**WHAT TO WORK ON**
Your task is to copy the lines from the line containing "Convert this document image to plain text." through the end of the listing below, both included, without any pictures.

**DATA EXCERPTS**

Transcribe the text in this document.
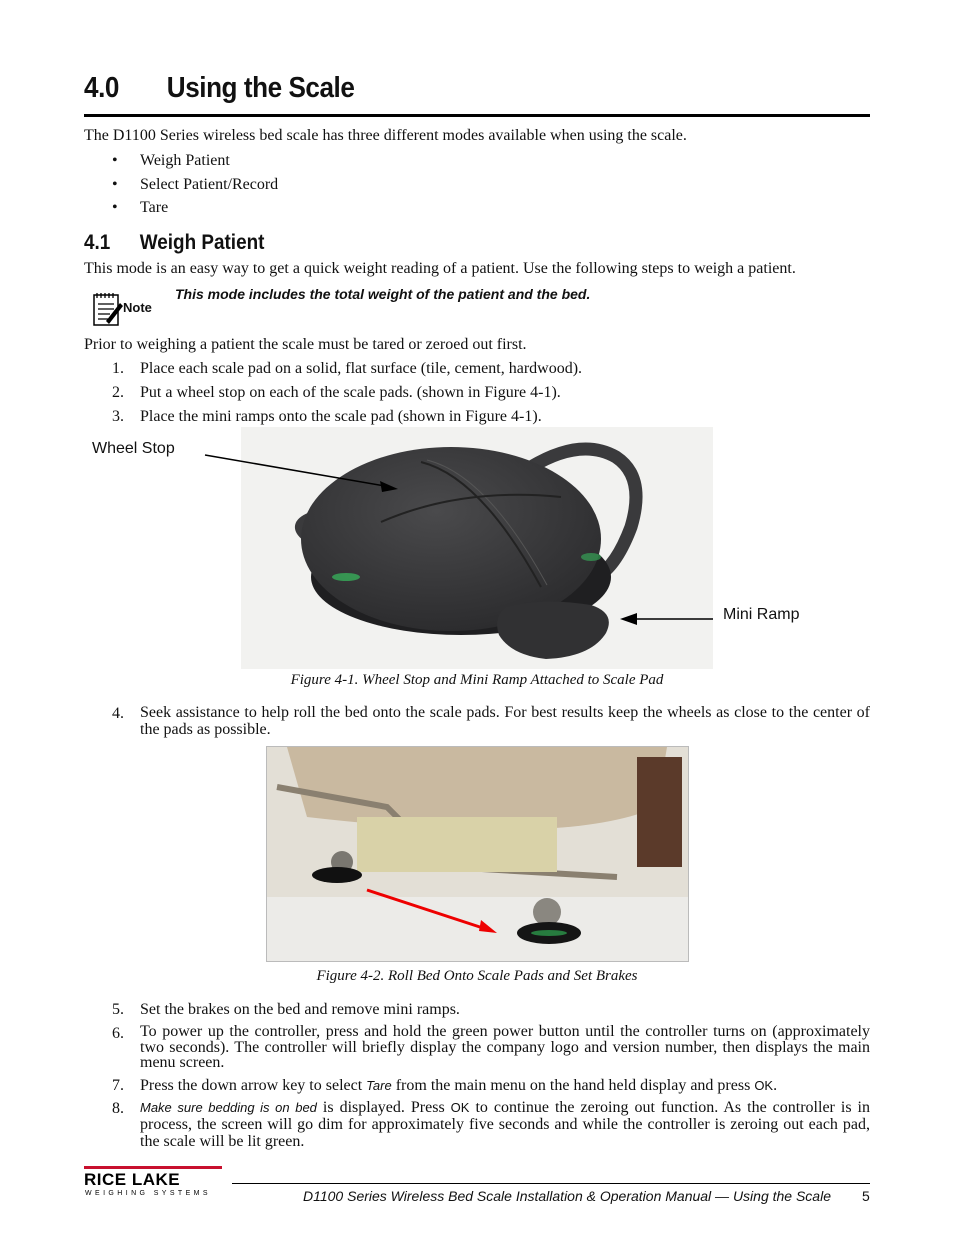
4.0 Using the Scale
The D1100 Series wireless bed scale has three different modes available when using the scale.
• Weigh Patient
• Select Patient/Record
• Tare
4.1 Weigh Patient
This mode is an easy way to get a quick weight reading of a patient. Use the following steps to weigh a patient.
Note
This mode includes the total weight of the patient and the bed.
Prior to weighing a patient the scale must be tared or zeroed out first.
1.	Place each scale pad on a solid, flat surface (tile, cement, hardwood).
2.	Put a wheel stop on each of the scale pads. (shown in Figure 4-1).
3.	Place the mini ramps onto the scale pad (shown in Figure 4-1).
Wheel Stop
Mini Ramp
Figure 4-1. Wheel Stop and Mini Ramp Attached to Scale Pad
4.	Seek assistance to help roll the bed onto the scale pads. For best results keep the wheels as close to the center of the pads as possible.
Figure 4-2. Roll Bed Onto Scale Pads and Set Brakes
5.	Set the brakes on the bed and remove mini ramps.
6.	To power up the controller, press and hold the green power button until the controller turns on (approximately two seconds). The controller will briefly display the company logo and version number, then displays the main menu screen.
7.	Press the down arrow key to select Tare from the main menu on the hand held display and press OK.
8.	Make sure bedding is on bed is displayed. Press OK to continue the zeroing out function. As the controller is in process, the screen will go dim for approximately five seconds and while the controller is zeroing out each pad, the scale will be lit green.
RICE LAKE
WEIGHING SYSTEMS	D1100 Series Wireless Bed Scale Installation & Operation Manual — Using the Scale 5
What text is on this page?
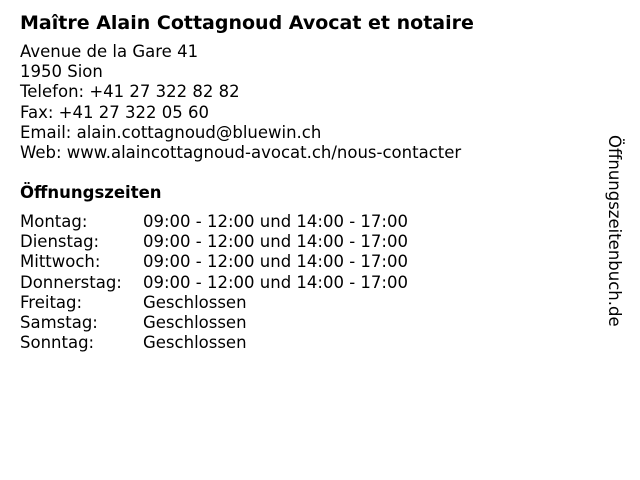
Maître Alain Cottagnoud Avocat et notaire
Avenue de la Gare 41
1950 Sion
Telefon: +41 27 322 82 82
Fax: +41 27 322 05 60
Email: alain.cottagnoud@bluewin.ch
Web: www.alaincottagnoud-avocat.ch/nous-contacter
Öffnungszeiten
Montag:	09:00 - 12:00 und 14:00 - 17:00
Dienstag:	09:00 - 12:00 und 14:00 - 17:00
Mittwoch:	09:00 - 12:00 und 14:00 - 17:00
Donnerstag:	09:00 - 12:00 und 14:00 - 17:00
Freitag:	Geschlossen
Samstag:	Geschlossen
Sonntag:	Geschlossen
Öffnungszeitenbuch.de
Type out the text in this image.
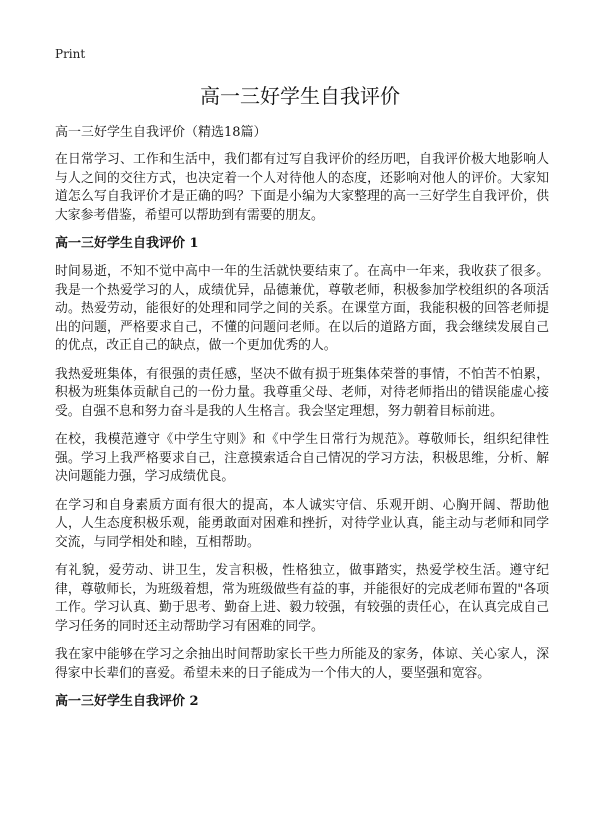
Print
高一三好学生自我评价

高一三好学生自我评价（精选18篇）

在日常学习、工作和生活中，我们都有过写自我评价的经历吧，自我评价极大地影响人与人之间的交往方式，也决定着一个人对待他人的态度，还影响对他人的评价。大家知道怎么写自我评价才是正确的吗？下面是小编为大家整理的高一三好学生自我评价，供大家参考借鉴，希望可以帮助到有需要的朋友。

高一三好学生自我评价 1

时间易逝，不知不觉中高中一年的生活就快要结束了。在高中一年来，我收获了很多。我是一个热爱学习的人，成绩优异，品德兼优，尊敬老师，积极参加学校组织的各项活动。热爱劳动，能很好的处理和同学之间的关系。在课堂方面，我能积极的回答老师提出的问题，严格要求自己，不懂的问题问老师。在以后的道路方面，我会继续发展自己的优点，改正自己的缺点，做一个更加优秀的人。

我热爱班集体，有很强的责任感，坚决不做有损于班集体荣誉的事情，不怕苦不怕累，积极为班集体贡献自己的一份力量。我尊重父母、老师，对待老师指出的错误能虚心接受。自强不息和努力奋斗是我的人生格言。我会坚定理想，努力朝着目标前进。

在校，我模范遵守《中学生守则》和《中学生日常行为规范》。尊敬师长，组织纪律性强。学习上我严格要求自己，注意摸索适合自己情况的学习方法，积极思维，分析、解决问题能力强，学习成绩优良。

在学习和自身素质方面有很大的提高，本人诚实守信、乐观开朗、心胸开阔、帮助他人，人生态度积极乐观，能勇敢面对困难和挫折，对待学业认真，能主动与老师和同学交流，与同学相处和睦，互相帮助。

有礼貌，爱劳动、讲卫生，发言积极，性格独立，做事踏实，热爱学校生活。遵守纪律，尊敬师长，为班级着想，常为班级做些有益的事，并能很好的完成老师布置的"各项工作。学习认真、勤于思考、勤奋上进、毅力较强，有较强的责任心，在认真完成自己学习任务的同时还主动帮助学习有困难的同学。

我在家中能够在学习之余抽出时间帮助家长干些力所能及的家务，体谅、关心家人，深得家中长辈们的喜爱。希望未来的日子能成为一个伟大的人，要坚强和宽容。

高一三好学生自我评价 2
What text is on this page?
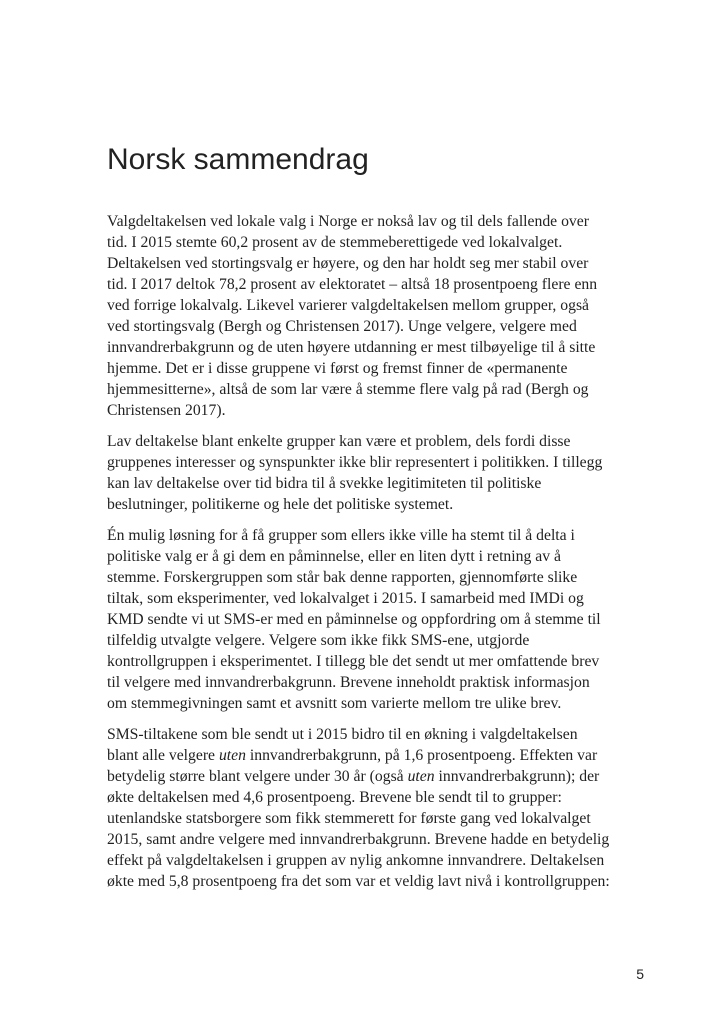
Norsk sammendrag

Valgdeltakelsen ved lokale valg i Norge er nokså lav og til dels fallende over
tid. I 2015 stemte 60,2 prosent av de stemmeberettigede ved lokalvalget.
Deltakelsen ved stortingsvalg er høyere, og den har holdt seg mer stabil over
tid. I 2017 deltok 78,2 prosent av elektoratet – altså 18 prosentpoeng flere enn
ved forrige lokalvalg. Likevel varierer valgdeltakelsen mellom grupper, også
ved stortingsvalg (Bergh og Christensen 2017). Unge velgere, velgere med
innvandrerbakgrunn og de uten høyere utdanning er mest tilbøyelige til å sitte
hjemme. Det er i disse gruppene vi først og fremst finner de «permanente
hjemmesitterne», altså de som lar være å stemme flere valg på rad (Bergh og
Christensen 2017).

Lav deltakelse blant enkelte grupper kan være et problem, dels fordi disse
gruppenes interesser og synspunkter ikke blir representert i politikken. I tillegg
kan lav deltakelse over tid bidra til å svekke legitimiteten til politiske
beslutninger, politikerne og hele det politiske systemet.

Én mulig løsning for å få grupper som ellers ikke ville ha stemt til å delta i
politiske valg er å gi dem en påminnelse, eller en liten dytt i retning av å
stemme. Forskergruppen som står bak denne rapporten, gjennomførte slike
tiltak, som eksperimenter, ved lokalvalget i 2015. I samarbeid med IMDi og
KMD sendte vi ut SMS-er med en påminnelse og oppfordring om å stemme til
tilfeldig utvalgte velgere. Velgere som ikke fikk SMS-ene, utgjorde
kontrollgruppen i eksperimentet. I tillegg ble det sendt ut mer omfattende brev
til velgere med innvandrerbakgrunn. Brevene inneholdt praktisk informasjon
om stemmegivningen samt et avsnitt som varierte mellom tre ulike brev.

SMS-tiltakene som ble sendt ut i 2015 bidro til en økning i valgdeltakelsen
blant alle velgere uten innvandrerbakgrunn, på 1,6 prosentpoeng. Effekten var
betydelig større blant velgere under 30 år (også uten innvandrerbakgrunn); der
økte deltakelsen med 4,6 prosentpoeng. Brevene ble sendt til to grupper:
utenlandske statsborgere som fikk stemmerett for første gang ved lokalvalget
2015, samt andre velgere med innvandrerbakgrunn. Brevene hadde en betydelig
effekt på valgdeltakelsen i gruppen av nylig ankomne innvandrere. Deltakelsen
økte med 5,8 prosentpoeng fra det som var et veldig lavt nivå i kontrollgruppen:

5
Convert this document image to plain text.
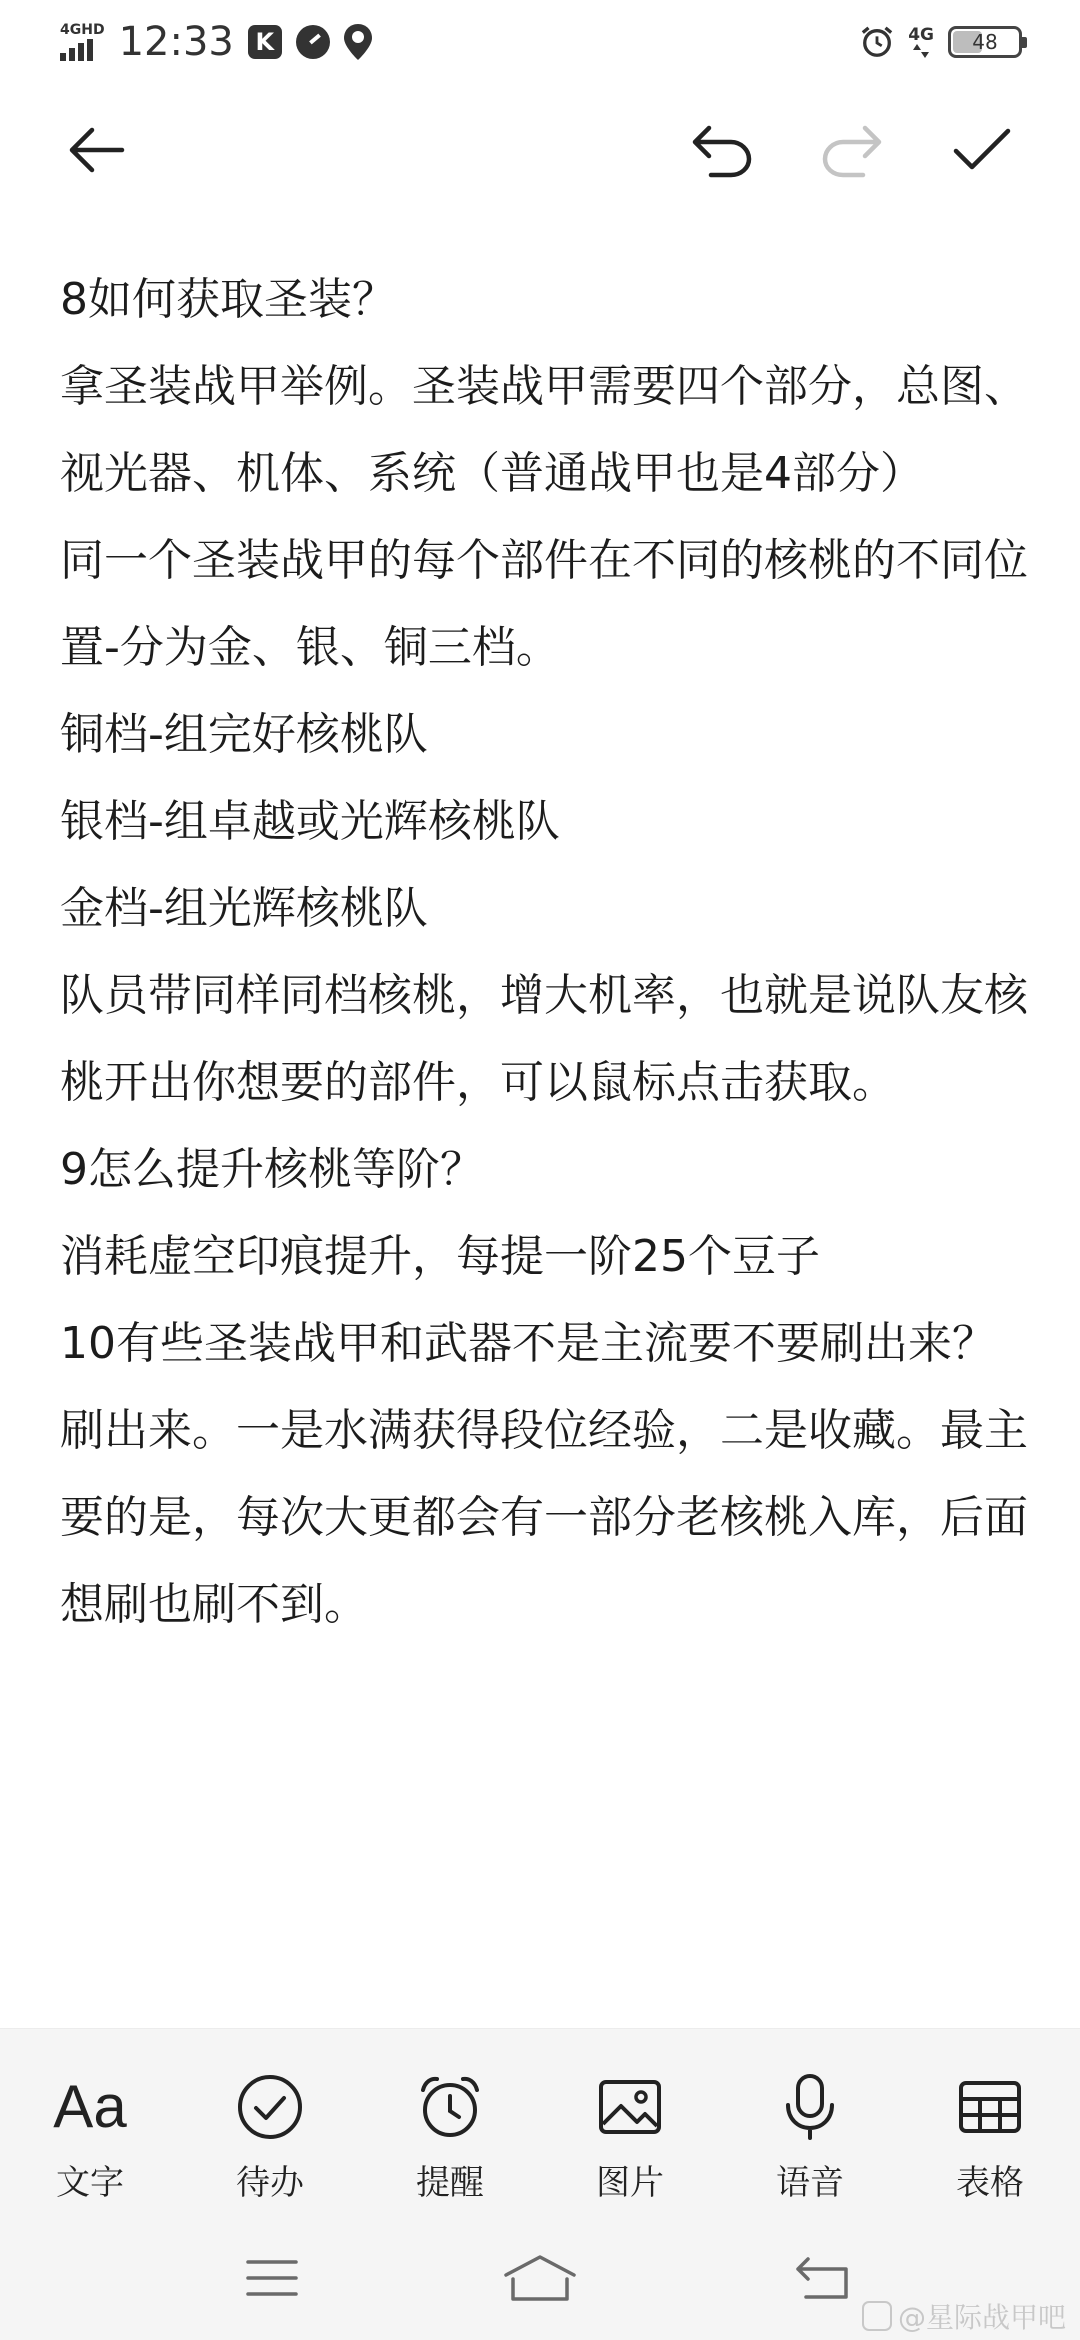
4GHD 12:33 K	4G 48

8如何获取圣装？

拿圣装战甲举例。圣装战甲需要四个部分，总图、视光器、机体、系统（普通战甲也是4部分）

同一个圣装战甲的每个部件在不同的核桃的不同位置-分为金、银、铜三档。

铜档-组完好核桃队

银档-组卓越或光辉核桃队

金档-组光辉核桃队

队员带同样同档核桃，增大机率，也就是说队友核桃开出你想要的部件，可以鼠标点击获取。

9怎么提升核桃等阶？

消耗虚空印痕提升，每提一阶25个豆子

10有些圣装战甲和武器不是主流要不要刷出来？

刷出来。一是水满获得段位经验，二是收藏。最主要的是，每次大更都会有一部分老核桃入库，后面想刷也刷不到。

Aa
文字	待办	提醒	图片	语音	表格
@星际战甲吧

**ANSWER TO THIS PROBLEM**
Convert this document image to plain text.
4GHD 12:33 K	4G 48

8如何获取圣装？

拿圣装战甲举例。圣装战甲需要四个部分，总图、视光器、机体、系统（普通战甲也是4部分）

同一个圣装战甲的每个部件在不同的核桃的不同位置-分为金、银、铜三档。

铜档-组完好核桃队

银档-组卓越或光辉核桃队

金档-组光辉核桃队

队员带同样同档核桃，增大机率，也就是说队友核桃开出你想要的部件，可以鼠标点击获取。

9怎么提升核桃等阶？

消耗虚空印痕提升，每提一阶25个豆子

10有些圣装战甲和武器不是主流要不要刷出来？

刷出来。一是水满获得段位经验，二是收藏。最主要的是，每次大更都会有一部分老核桃入库，后面想刷也刷不到。

Aa
文字	待办	提醒	图片	语音	表格
@星际战甲吧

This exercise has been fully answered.